■ GIVEN DATA:
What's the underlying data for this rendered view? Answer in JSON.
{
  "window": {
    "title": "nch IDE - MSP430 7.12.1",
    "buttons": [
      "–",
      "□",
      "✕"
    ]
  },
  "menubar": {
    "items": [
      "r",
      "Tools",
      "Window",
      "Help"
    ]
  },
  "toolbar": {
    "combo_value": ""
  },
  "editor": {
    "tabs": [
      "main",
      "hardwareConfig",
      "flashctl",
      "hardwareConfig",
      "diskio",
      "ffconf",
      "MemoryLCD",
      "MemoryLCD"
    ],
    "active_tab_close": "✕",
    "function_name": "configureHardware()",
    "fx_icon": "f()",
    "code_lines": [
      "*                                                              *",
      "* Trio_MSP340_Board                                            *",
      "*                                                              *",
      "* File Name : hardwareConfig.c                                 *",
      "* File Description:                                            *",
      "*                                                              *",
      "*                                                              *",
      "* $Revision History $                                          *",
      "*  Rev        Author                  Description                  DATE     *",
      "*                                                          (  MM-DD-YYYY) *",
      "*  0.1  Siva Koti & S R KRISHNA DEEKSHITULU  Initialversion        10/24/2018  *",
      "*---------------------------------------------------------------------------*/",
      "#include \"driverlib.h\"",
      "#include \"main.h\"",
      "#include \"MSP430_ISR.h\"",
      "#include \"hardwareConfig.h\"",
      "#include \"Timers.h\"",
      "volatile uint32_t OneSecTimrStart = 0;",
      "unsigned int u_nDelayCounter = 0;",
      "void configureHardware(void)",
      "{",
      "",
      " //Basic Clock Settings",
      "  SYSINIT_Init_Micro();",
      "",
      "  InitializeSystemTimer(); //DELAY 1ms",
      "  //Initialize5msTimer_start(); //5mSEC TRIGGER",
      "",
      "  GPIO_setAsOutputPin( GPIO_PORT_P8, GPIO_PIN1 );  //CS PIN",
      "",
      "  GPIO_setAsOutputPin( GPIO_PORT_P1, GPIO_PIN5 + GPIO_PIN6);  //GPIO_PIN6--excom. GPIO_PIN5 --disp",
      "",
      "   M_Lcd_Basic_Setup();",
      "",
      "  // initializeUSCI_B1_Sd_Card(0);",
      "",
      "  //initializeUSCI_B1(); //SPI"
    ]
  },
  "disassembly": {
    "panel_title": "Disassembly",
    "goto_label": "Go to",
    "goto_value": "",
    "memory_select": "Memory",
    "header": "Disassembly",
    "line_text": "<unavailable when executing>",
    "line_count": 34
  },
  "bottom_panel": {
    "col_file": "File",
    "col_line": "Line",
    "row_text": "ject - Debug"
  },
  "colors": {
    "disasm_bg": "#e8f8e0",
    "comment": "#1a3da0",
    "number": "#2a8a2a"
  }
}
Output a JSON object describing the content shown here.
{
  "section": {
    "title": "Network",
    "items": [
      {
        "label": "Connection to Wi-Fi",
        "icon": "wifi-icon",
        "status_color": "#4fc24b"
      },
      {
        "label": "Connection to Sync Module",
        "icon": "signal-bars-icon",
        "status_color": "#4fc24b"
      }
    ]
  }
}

■ DO THIS: Type the whole listing again, unaltered.

■ RESULT BELOW:
What's the underlying data for this rendered view? Answer in JSON.
{
  "window": {
    "title": "nch IDE - MSP430 7.12.1",
    "buttons": [
      "–",
      "□",
      "✕"
    ]
  },
  "menubar": {
    "items": [
      "r",
      "Tools",
      "Window",
      "Help"
    ]
  },
  "toolbar": {
    "combo_value": ""
  },
  "editor": {
    "tabs": [
      "main",
      "hardwareConfig",
      "flashctl",
      "hardwareConfig",
      "diskio",
      "ffconf",
      "MemoryLCD",
      "MemoryLCD"
    ],
    "active_tab_close": "✕",
    "function_name": "configureHardware()",
    "fx_icon": "f()",
    "code_lines": [
      "*                                                              *",
      "* Trio_MSP340_Board                                            *",
      "*                                                              *",
      "* File Name : hardwareConfig.c                                 *",
      "* File Description:                                            *",
      "*                                                              *",
      "*                                                              *",
      "* $Revision History $                                          *",
      "*  Rev        Author                  Description                  DATE     *",
      "*                                                          (  MM-DD-YYYY) *",
      "*  0.1  Siva Koti & S R KRISHNA DEEKSHITULU  Initialversion        10/24/2018  *",
      "*---------------------------------------------------------------------------*/",
      "#include \"driverlib.h\"",
      "#include \"main.h\"",
      "#include \"MSP430_ISR.h\"",
      "#include \"hardwareConfig.h\"",
      "#include \"Timers.h\"",
      "volatile uint32_t OneSecTimrStart = 0;",
      "unsigned int u_nDelayCounter = 0;",
      "void configureHardware(void)",
      "{",
      "",
      " //Basic Clock Settings",
      "  SYSINIT_Init_Micro();",
      "",
      "  InitializeSystemTimer(); //DELAY 1ms",
      "  //Initialize5msTimer_start(); //5mSEC TRIGGER",
      "",
      "  GPIO_setAsOutputPin( GPIO_PORT_P8, GPIO_PIN1 );  //CS PIN",
      "",
      "  GPIO_setAsOutputPin( GPIO_PORT_P1, GPIO_PIN5 + GPIO_PIN6);  //GPIO_PIN6--excom. GPIO_PIN5 --disp",
      "",
      "   M_Lcd_Basic_Setup();",
      "",
      "  // initializeUSCI_B1_Sd_Card(0);",
      "",
      "  //initializeUSCI_B1(); //SPI"
    ]
  },
  "disassembly": {
    "panel_title": "Disassembly",
    "goto_label": "Go to",
    "goto_value": "",
    "memory_select": "Memory",
    "header": "Disassembly",
    "line_text": "<unavailable when executing>",
    "line_count": 34
  },
  "bottom_panel": {
    "col_file": "File",
    "col_line": "Line",
    "row_text": "ject - Debug"
  },
  "colors": {
    "disasm_bg": "#e8f8e0",
    "comment": "#1a3da0",
    "number": "#2a8a2a"
  }
}
Output a JSON object describing the content shown here.
{
  "section": {
    "title": "Network",
    "items": [
      {
        "label": "Connection to Wi-Fi",
        "icon": "wifi-icon",
        "status_color": "#4fc24b"
      },
      {
        "label": "Connection to Sync Module",
        "icon": "signal-bars-icon",
        "status_color": "#4fc24b"
      }
    ]
  }
}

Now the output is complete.